- **Written request**:
Please return the full listing below without altering anything.

- **Recorded data**:
────────────────────

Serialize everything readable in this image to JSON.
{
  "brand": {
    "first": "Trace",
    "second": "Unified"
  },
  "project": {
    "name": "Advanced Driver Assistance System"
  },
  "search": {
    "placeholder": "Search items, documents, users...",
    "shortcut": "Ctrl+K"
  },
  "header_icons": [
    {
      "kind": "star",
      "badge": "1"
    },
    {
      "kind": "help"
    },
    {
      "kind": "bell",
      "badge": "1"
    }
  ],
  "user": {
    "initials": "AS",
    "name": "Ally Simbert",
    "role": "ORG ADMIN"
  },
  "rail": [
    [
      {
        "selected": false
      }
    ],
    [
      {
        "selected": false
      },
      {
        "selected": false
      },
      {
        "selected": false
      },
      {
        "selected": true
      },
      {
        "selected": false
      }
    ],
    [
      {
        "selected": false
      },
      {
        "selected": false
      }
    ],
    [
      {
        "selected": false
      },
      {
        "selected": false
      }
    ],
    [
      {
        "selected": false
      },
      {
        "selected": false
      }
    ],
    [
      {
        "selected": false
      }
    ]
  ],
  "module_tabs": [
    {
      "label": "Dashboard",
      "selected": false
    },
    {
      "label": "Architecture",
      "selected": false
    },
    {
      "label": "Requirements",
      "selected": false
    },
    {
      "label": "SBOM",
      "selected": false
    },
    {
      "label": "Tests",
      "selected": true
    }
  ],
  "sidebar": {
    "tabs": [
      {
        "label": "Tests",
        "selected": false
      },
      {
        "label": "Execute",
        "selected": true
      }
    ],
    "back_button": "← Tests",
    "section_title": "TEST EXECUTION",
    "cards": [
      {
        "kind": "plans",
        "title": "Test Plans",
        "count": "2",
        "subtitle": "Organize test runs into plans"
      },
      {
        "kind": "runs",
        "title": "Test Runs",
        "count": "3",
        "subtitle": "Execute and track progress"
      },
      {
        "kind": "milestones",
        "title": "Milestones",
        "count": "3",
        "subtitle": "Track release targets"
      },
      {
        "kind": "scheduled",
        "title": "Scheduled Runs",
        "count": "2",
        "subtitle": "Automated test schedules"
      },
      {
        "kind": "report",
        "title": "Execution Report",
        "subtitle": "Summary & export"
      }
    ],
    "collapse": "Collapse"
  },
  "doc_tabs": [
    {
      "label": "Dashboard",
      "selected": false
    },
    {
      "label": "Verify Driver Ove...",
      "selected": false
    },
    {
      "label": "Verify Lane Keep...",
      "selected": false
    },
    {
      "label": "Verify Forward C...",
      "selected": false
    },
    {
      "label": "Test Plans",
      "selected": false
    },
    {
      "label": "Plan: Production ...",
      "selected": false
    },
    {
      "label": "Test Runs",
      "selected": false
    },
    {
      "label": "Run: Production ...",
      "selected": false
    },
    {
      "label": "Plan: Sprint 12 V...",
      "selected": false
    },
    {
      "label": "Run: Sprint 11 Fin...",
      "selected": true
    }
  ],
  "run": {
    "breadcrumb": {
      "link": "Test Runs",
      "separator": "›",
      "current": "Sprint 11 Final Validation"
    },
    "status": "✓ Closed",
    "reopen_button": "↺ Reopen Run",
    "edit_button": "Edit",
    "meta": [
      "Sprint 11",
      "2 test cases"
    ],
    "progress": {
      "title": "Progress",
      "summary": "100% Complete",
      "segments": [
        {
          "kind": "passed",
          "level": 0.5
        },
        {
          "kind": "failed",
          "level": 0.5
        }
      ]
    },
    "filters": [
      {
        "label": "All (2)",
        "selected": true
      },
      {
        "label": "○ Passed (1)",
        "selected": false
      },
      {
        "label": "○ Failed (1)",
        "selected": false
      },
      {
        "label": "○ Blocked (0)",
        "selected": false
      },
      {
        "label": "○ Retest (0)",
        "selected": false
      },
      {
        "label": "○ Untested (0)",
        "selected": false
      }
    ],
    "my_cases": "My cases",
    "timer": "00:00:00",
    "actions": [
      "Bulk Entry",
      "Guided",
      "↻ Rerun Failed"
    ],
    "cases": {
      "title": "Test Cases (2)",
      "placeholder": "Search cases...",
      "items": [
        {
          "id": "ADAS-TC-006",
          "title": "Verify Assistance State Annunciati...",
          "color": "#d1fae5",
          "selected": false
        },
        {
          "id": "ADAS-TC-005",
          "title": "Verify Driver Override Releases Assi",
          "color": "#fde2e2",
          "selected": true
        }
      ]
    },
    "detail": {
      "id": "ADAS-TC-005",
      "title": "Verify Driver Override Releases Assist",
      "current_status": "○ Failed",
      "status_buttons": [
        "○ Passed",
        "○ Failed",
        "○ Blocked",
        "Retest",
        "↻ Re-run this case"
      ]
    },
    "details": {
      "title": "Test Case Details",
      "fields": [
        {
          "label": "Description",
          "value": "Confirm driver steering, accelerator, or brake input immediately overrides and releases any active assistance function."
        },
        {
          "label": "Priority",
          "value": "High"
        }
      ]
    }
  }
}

────────────────────

- **Exercise answer**:
Serialize everything readable in this image to JSON.
{
  "brand": {
    "first": "Trace",
    "second": "Unified"
  },
  "project": {
    "name": "Advanced Driver Assistance System"
  },
  "search": {
    "placeholder": "Search items, documents, users...",
    "shortcut": "Ctrl+K"
  },
  "header_icons": [
    {
      "kind": "star",
      "badge": "1"
    },
    {
      "kind": "help"
    },
    {
      "kind": "bell",
      "badge": "1"
    }
  ],
  "user": {
    "initials": "AS",
    "name": "Ally Simbert",
    "role": "ORG ADMIN"
  },
  "rail": [
    [
      {
        "selected": false
      }
    ],
    [
      {
        "selected": false
      },
      {
        "selected": false
      },
      {
        "selected": false
      },
      {
        "selected": true
      },
      {
        "selected": false
      }
    ],
    [
      {
        "selected": false
      },
      {
        "selected": false
      }
    ],
    [
      {
        "selected": false
      },
      {
        "selected": false
      }
    ],
    [
      {
        "selected": false
      },
      {
        "selected": false
      }
    ],
    [
      {
        "selected": false
      }
    ]
  ],
  "module_tabs": [
    {
      "label": "Dashboard",
      "selected": false
    },
    {
      "label": "Architecture",
      "selected": false
    },
    {
      "label": "Requirements",
      "selected": false
    },
    {
      "label": "SBOM",
      "selected": false
    },
    {
      "label": "Tests",
      "selected": true
    }
  ],
  "sidebar": {
    "tabs": [
      {
        "label": "Tests",
        "selected": false
      },
      {
        "label": "Execute",
        "selected": true
      }
    ],
    "back_button": "← Tests",
    "section_title": "TEST EXECUTION",
    "cards": [
      {
        "kind": "plans",
        "title": "Test Plans",
        "count": "2",
        "subtitle": "Organize test runs into plans"
      },
      {
        "kind": "runs",
        "title": "Test Runs",
        "count": "3",
        "subtitle": "Execute and track progress"
      },
      {
        "kind": "milestones",
        "title": "Milestones",
        "count": "3",
        "subtitle": "Track release targets"
      },
      {
        "kind": "scheduled",
        "title": "Scheduled Runs",
        "count": "2",
        "subtitle": "Automated test schedules"
      },
      {
        "kind": "report",
        "title": "Execution Report",
        "subtitle": "Summary & export"
      }
    ],
    "collapse": "Collapse"
  },
  "doc_tabs": [
    {
      "label": "Dashboard",
      "selected": false
    },
    {
      "label": "Verify Driver Ove...",
      "selected": false
    },
    {
      "label": "Verify Lane Keep...",
      "selected": false
    },
    {
      "label": "Verify Forward C...",
      "selected": false
    },
    {
      "label": "Test Plans",
      "selected": false
    },
    {
      "label": "Plan: Production ...",
      "selected": false
    },
    {
      "label": "Test Runs",
      "selected": false
    },
    {
      "label": "Run: Production ...",
      "selected": false
    },
    {
      "label": "Plan: Sprint 12 V...",
      "selected": false
    },
    {
      "label": "Run: Sprint 11 Fin...",
      "selected": true
    }
  ],
  "run": {
    "breadcrumb": {
      "link": "Test Runs",
      "separator": "›",
      "current": "Sprint 11 Final Validation"
    },
    "status": "✓ Closed",
    "reopen_button": "↺ Reopen Run",
    "edit_button": "Edit",
    "meta": [
      "Sprint 11",
      "2 test cases"
    ],
    "progress": {
      "title": "Progress",
      "summary": "100% Complete",
      "segments": [
        {
          "kind": "passed",
          "level": 0.5
        },
        {
          "kind": "failed",
          "level": 0.5
        }
      ]
    },
    "filters": [
      {
        "label": "All (2)",
        "selected": true
      },
      {
        "label": "○ Passed (1)",
        "selected": false
      },
      {
        "label": "○ Failed (1)",
        "selected": false
      },
      {
        "label": "○ Blocked (0)",
        "selected": false
      },
      {
        "label": "○ Retest (0)",
        "selected": false
      },
      {
        "label": "○ Untested (0)",
        "selected": false
      }
    ],
    "my_cases": "My cases",
    "timer": "00:00:00",
    "actions": [
      "Bulk Entry",
      "Guided",
      "↻ Rerun Failed"
    ],
    "cases": {
      "title": "Test Cases (2)",
      "placeholder": "Search cases...",
      "items": [
        {
          "id": "ADAS-TC-006",
          "title": "Verify Assistance State Annunciati...",
          "color": "#d1fae5",
          "selected": false
        },
        {
          "id": "ADAS-TC-005",
          "title": "Verify Driver Override Releases Assi",
          "color": "#fde2e2",
          "selected": true
        }
      ]
    },
    "detail": {
      "id": "ADAS-TC-005",
      "title": "Verify Driver Override Releases Assist",
      "current_status": "○ Failed",
      "status_buttons": [
        "○ Passed",
        "○ Failed",
        "○ Blocked",
        "Retest",
        "↻ Re-run this case"
      ]
    },
    "details": {
      "title": "Test Case Details",
      "fields": [
        {
          "label": "Description",
          "value": "Confirm driver steering, accelerator, or brake input immediately overrides and releases any active assistance function."
        },
        {
          "label": "Priority",
          "value": "High"
        }
      ]
    }
  }
}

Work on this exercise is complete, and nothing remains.